WHAT IS BEING ASKED -> Reply with the count of lines holding "Gran", nothing more.

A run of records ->
**********

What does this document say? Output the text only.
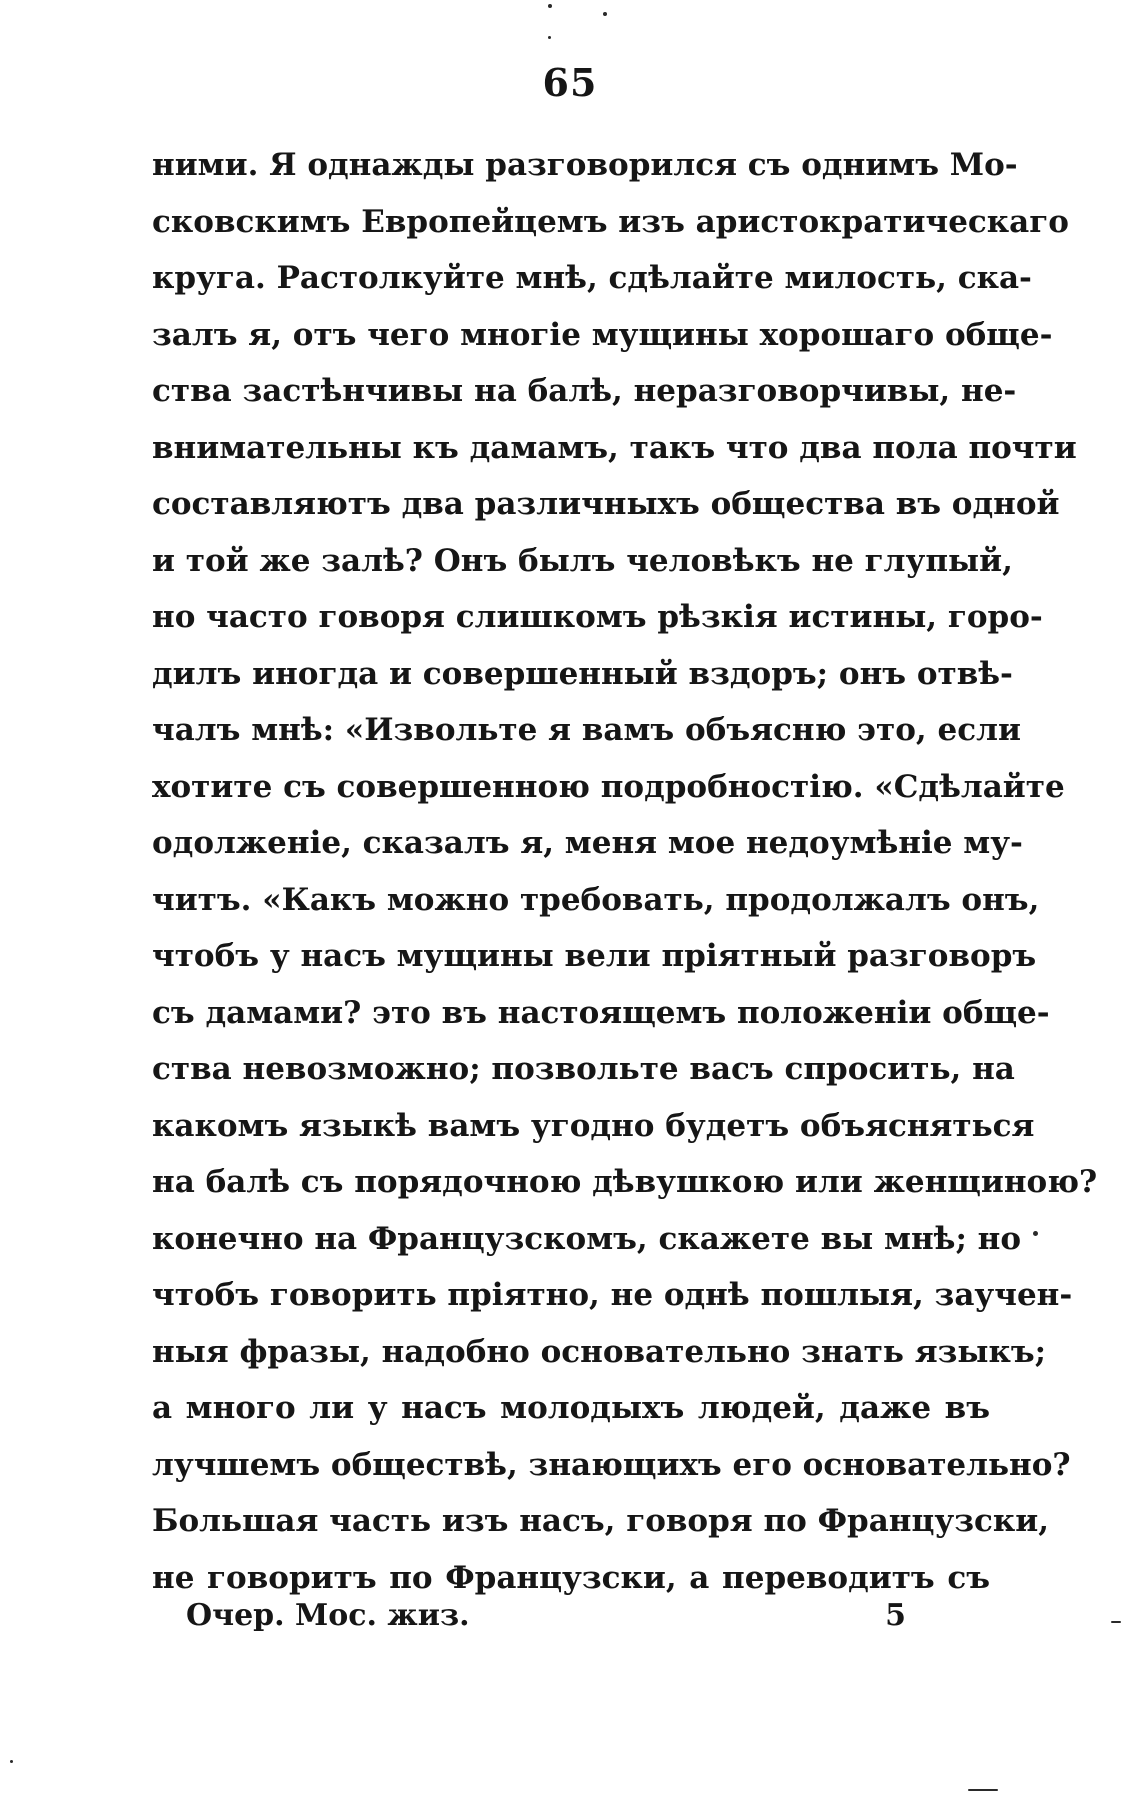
65
ними. Я однажды разговорился съ однимъ Мо-
сковскимъ Европейцемъ изъ аристократическаго
круга. Растолкуйте мнѣ, сдѣлайте милость, ска-
залъ я, отъ чего многіе мущины хорошаго обще-
ства застѣнчивы на балѣ, неразговорчивы, не-
внимательны къ дамамъ, такъ что два пола почти
составляютъ два различныхъ общества въ одной
и той же залѣ? Онъ былъ человѣкъ не глупый,
но часто говоря слишкомъ рѣзкія истины, горо-
дилъ иногда и совершенный вздоръ; онъ отвѣ-
чалъ мнѣ: «Извольте я вамъ объясню это, если
хотите съ совершенною подробностію. «Сдѣлайте
одолженіе, сказалъ я, меня мое недоумѣніе му-
читъ. «Какъ можно требовать, продолжалъ онъ,
чтобъ у насъ мущины вели пріятный разговоръ
съ дамами? это въ настоящемъ положеніи обще-
ства невозможно; позвольте васъ спросить, на
какомъ языкѣ вамъ угодно будетъ объясняться
на балѣ съ порядочною дѣвушкою или женщиною?
конечно на Французскомъ, скажете вы мнѣ; но
чтобъ говорить пріятно, не однѣ пошлыя, заучен-
ныя фразы, надобно основательно знать языкъ;
а много ли у насъ молодыхъ людей, даже въ
лучшемъ обществѣ, знающихъ его основательно?
Большая часть изъ насъ, говоря по Французски,
не говоритъ по Французски, а переводитъ съ
Очер. Мос. жиз.	5
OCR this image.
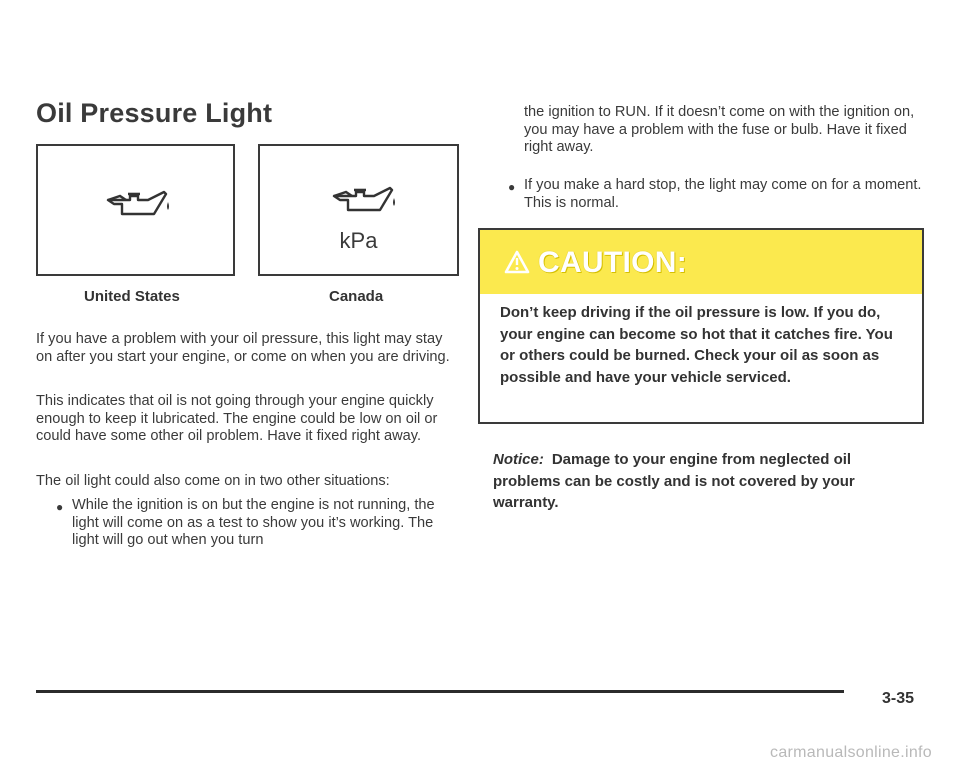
Oil Pressure Light
kPa
United States	Canada

If you have a problem with your oil pressure, this light may stay on after you start your engine, or come on when you are driving.

This indicates that oil is not going through your engine quickly enough to keep it lubricated. The engine could be low on oil or could have some other oil problem. Have it fixed right away.

The oil light could also come on in two other situations:

● While the ignition is on but the engine is not running, the light will come on as a test to show you it’s working. The light will go out when you turn

the ignition to RUN. If it doesn’t come on with the ignition on, you may have a problem with the fuse or bulb. Have it fixed right away.

● If you make a hard stop, the light may come on for a moment. This is normal.

CAUTION:
Don’t keep driving if the oil pressure is low. If you do, your engine can become so hot that it catches fire. You or others could be burned. Check your oil as soon as possible and have your vehicle serviced.
Notice: Damage to your engine from neglected oil problems can be costly and is not covered by your warranty.
3-35
carmanualsonline.info
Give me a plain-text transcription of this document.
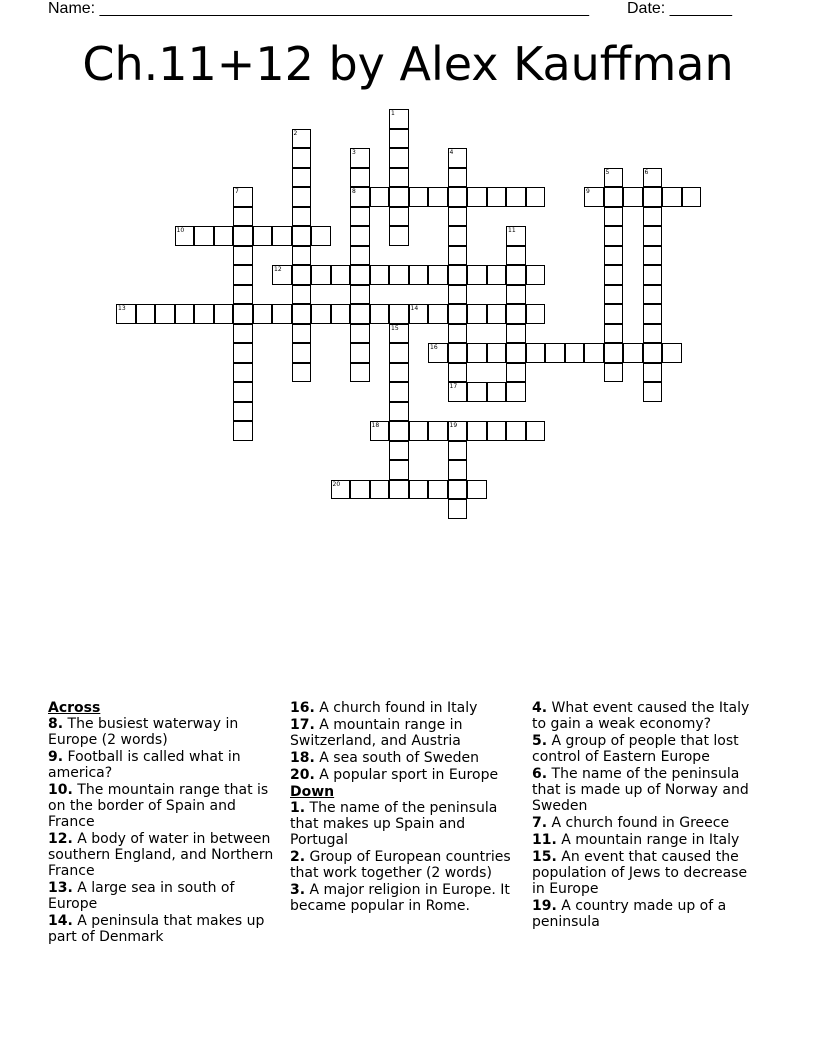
Name: _______________________________________________________ Date: _______
Ch.11+12 by Alex Kauffman
1
2
3
8
4
17
5	6
7	9
10	11
12
13	14
15
16
18	19
20
Across
8. The busiest waterway in Europe (2 words)
9. Football is called what in america?
10. The mountain range that is on the border of Spain and France
12. A body of water in between southern England, and Northern France
13. A large sea in south of Europe
14. A peninsula that makes up part of Denmark
16. A church found in Italy
17. A mountain range in Switzerland, and Austria
18. A sea south of Sweden
20. A popular sport in Europe
Down
1. The name of the peninsula that makes up Spain and Portugal
2. Group of European countries that work together (2 words)
3. A major religion in Europe. It became popular in Rome.
4. What event caused the Italy to gain a weak economy?
5. A group of people that lost control of Eastern Europe
6. The name of the peninsula that is made up of Norway and Sweden
7. A church found in Greece
11. A mountain range in Italy
15. An event that caused the population of Jews to decrease in Europe
19. A country made up of a peninsula
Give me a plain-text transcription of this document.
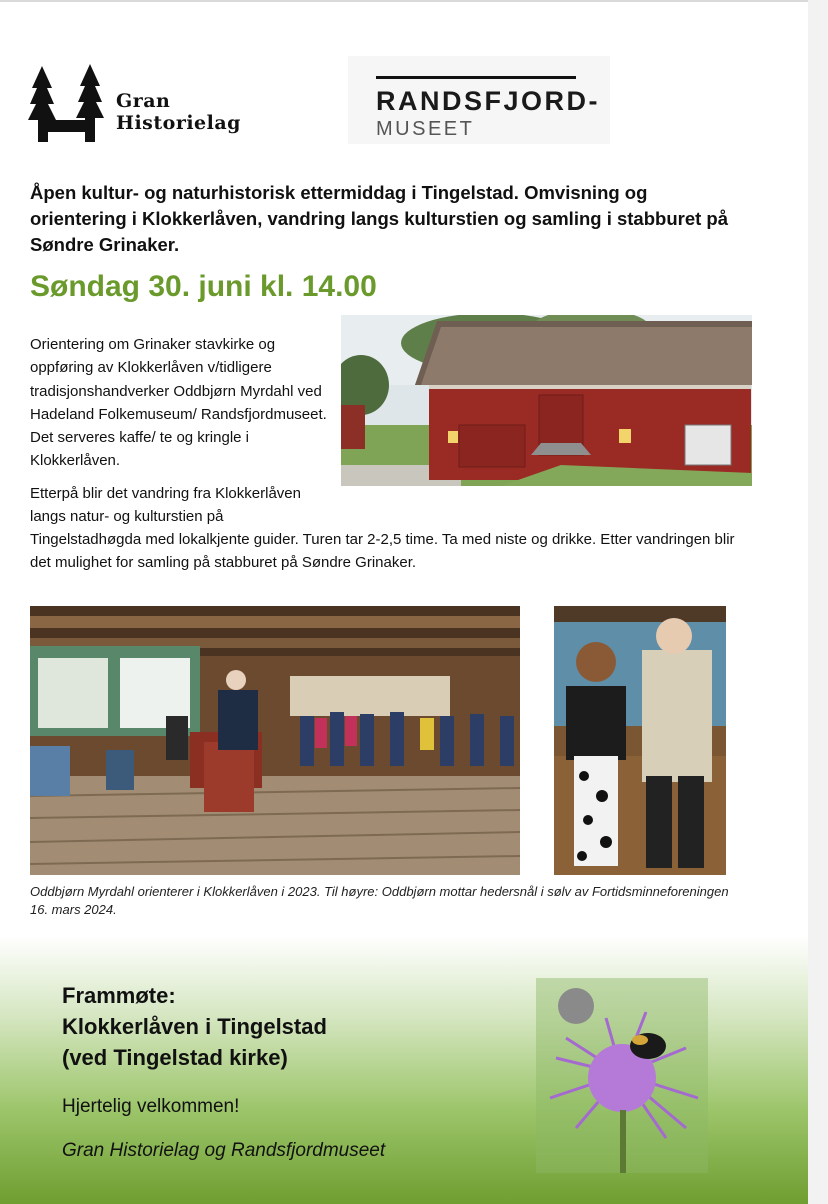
Gran Historielag
RANDSFJORD-
MUSEET
Åpen kultur- og naturhistorisk ettermiddag i Tingelstad. Omvisning og orientering i Klokkerlåven, vandring langs kulturstien og samling i stabburet på Søndre Grinaker.
Søndag 30. juni kl. 14.00
Orientering om Grinaker stavkirke og oppføring av Klokkerlåven v/tidligere tradisjonshandverker Oddbjørn Myrdahl ved Hadeland Folkemuseum/ Randsfjordmuseet. Det serveres kaffe/ te og kringle i Klokkerlåven.
Etterpå blir det vandring fra Klokkerlåven langs natur- og kulturstien på
Tingelstadhøgda med lokalkjente guider. Turen tar 2-2,5 time. Ta med niste og drikke. Etter vandringen blir det mulighet for samling på stabburet på Søndre Grinaker.
Oddbjørn Myrdahl orienterer i Klokkerlåven i 2023. Til høyre: Oddbjørn mottar hedersnål i sølv av Fortidsminneforeningen 16. mars 2024.
Frammøte:
Klokkerlåven i Tingelstad
(ved Tingelstad kirke)
Hjertelig velkommen!
Gran Historielag og Randsfjordmuseet
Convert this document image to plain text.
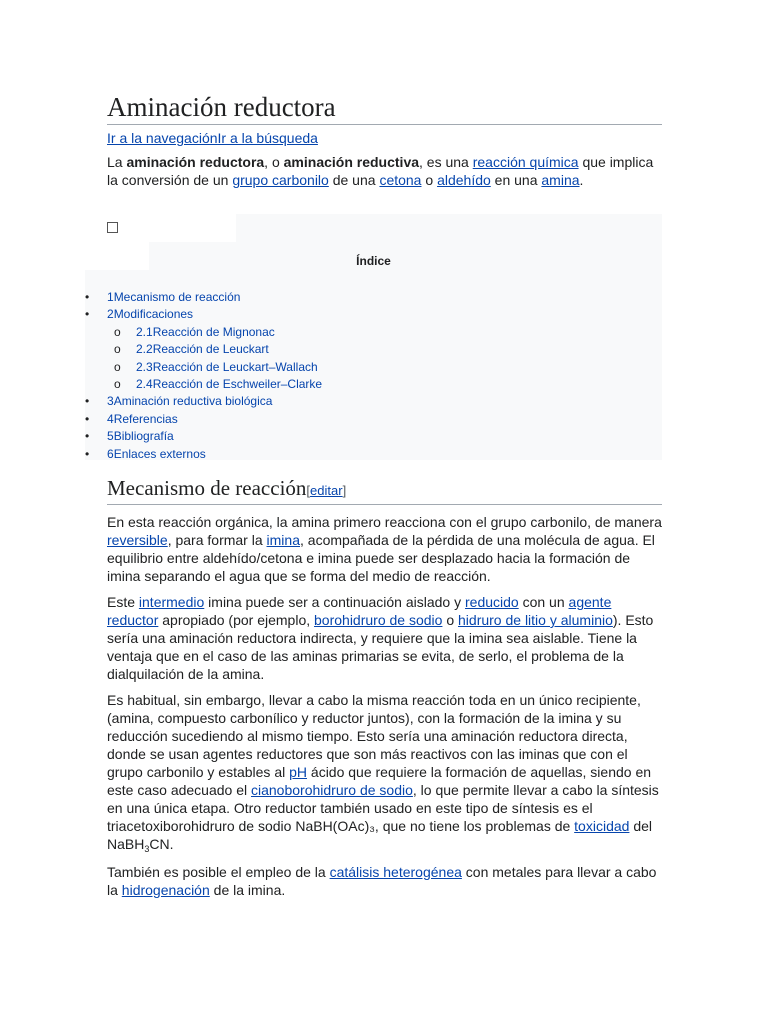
Aminación reductora
Ir a la navegaciónIr a la búsqueda

La aminación reductora, o aminación reductiva, es una reacción química que implica la conversión de un grupo carbonilo de una cetona o aldehído en una amina.

Índice
•	1Mecanismo de reacción
•	2Modificaciones
o 2.1Reacción de Mignonac
o 2.2Reacción de Leuckart
o 2.3Reacción de Leuckart–Wallach
o 2.4Reacción de Eschweiler–Clarke
•	3Aminación reductiva biológica
•	4Referencias
•	5Bibliografía
•	6Enlaces externos
Mecanismo de reacción[editar]

En esta reacción orgánica, la amina primero reacciona con el grupo carbonilo, de manera reversible, para formar la imina, acompañada de la pérdida de una molécula de agua. El equilibrio entre aldehído/cetona e imina puede ser desplazado hacia la formación de imina separando el agua que se forma del medio de reacción.

Este intermedio imina puede ser a continuación aislado y reducido con un agente reductor apropiado (por ejemplo, borohidruro de sodio o hidruro de litio y aluminio). Esto sería una aminación reductora indirecta, y requiere que la imina sea aislable. Tiene la ventaja que en el caso de las aminas primarias se evita, de serlo, el problema de la dialquilación de la amina.

Es habitual, sin embargo, llevar a cabo la misma reacción toda en un único recipiente, (amina, compuesto carbonílico y reductor juntos), con la formación de la imina y su reducción sucediendo al mismo tiempo. Esto sería una aminación reductora directa, donde se usan agentes reductores que son más reactivos con las iminas que con el grupo carbonilo y estables al pH ácido que requiere la formación de aquellas, siendo en este caso adecuado el cianoborohidruro de sodio, lo que permite llevar a cabo la síntesis en una única etapa. Otro reductor también usado en este tipo de síntesis es el triacetoxiborohidruro de sodio NaBH(OAc)₃, que no tiene los problemas de toxicidad del NaBH$_3$CN.

También es posible el empleo de la catálisis heterogénea con metales para llevar a cabo la hidrogenación de la imina.
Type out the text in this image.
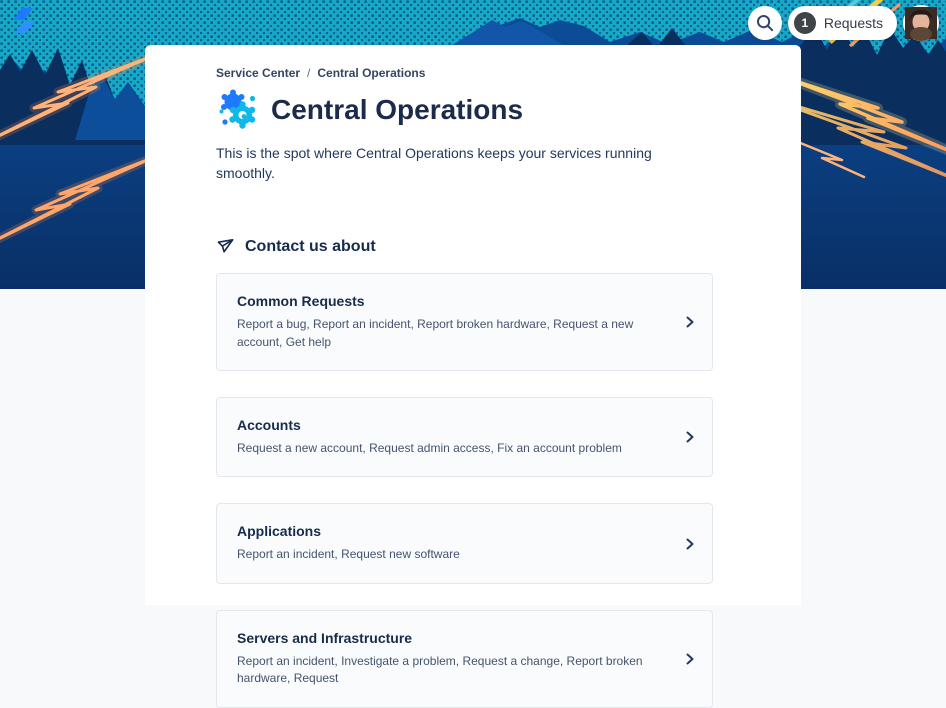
1	Requests
Service Center / Central Operations
Central Operations

This is the spot where Central Operations keeps your services running smoothly.

Contact us about
Common Requests
Report a bug, Report an incident, Report broken hardware, Request a new account, Get help
Accounts
Request a new account, Request admin access, Fix an account problem
Applications
Report an incident, Request new software
Servers and Infrastructure
Report an incident, Investigate a problem, Request a change, Report broken hardware, Request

**********

REPLY -> 2